Extracted records
::::
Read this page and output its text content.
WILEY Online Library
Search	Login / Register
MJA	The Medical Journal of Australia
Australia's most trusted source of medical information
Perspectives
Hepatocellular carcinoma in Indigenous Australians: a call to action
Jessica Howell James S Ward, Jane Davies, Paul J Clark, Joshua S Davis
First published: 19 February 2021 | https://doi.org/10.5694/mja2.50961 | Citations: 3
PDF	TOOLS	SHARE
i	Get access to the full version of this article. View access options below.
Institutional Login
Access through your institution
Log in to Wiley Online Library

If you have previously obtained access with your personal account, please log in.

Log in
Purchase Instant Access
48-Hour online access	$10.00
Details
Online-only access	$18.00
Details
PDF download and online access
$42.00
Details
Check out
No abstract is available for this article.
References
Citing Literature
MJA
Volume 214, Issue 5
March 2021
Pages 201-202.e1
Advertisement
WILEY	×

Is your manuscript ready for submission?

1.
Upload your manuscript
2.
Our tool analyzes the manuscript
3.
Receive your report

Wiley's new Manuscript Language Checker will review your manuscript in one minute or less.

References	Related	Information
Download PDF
::::
(What is asked) Retype all of the material above with every character intact.

(Written solution)
Read this page and output its text content.
WILEY Online Library
Search	Login / Register
MJA	The Medical Journal of Australia
Australia's most trusted source of medical information
Perspectives
Hepatocellular carcinoma in Indigenous Australians: a call to action
Jessica Howell James S Ward, Jane Davies, Paul J Clark, Joshua S Davis
First published: 19 February 2021 | https://doi.org/10.5694/mja2.50961 | Citations: 3
PDF	TOOLS	SHARE
i	Get access to the full version of this article. View access options below.
Institutional Login
Access through your institution
Log in to Wiley Online Library

If you have previously obtained access with your personal account, please log in.

Log in
Purchase Instant Access
48-Hour online access	$10.00
Details
Online-only access	$18.00
Details
PDF download and online access
$42.00
Details
Check out
No abstract is available for this article.
References
Citing Literature
MJA
Volume 214, Issue 5
March 2021
Pages 201-202.e1
Advertisement
WILEY	×

Is your manuscript ready for submission?

1.
Upload your manuscript
2.
Our tool analyzes the manuscript
3.
Receive your report

Wiley's new Manuscript Language Checker will review your manuscript in one minute or less.

References	Related	Information
Download PDF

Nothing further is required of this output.